• **Request**
List every line in this data where the string "right" occurs.

** Begin **

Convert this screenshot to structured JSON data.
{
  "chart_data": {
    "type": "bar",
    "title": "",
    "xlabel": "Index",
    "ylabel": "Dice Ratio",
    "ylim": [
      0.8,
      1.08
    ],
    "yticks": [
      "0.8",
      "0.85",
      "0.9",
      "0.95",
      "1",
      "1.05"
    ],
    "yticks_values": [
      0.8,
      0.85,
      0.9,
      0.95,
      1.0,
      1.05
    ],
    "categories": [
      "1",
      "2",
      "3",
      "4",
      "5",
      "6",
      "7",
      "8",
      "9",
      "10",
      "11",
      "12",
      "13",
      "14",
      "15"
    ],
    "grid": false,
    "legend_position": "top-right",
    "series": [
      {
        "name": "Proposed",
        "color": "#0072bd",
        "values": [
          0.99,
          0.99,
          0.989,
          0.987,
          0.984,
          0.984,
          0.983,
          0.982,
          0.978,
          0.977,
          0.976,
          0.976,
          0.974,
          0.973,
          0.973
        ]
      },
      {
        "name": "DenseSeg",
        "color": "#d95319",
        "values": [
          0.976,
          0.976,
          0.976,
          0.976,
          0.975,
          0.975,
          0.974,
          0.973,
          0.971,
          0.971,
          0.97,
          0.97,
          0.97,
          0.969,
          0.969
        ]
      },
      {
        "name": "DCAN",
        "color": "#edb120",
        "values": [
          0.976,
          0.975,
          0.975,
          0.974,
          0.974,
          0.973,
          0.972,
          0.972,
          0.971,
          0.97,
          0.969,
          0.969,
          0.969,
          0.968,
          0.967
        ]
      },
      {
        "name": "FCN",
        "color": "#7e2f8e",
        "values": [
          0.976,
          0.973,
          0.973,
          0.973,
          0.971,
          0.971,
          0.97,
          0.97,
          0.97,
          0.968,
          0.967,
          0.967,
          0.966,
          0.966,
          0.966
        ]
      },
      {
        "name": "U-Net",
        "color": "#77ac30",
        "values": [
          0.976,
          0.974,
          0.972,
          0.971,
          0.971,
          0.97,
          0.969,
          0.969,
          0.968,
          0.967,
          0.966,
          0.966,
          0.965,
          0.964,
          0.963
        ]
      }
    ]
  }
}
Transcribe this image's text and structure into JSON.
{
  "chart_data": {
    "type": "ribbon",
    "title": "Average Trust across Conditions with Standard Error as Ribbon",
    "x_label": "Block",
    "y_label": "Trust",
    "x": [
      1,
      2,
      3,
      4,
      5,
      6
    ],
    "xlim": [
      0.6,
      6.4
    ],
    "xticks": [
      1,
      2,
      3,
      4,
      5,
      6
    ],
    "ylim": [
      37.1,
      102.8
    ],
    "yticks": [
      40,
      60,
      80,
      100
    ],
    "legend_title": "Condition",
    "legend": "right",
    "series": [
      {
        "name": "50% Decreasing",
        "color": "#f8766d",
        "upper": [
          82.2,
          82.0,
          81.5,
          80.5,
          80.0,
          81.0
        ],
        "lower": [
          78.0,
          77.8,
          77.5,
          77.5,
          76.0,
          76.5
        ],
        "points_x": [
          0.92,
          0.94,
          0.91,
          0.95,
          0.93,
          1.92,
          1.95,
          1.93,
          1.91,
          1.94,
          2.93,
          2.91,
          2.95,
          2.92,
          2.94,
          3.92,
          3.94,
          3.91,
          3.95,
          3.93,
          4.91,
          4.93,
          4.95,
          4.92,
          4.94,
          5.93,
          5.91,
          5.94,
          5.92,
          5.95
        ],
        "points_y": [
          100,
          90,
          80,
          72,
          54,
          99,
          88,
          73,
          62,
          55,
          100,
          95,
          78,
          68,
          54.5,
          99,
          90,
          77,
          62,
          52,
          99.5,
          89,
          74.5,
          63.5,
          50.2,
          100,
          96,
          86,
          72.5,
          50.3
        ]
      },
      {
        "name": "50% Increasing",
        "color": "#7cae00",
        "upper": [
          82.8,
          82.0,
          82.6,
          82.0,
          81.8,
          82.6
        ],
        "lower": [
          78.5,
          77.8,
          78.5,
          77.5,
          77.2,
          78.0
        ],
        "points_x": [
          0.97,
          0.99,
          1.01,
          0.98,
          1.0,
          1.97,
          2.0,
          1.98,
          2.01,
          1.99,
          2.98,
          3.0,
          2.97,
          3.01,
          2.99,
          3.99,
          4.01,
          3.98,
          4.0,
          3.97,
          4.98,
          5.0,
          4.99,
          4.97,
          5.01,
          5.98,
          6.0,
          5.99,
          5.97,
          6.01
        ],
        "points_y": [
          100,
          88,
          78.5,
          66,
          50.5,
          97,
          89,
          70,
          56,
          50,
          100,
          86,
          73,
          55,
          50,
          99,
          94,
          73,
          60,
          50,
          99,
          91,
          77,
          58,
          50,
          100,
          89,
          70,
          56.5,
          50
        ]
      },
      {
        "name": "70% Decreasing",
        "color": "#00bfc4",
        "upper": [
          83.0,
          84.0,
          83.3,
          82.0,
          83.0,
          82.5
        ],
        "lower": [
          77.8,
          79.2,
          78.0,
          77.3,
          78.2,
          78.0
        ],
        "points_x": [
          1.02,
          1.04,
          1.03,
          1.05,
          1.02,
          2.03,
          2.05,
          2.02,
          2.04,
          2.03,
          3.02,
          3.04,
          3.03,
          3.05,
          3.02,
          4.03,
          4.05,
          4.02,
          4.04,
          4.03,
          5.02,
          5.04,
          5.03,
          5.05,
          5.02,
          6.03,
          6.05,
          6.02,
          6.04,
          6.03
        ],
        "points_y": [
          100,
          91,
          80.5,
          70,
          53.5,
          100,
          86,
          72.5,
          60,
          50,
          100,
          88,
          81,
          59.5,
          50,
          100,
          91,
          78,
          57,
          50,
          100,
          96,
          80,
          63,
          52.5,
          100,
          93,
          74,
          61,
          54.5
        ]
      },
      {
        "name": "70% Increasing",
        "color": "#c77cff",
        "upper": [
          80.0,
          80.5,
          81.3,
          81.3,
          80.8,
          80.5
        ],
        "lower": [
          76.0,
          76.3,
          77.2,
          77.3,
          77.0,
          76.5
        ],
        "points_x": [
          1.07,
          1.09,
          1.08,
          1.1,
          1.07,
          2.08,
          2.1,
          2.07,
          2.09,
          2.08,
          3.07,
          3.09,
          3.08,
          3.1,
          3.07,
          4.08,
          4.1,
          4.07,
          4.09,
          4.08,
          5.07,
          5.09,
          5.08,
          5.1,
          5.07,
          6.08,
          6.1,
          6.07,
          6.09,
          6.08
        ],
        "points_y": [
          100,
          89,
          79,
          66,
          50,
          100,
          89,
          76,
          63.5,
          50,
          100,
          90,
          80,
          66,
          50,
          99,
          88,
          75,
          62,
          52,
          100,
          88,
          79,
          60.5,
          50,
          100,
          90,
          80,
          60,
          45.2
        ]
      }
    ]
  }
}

** End **

• **Answer**
    "legend_position": "top-right",
    "legend": "right",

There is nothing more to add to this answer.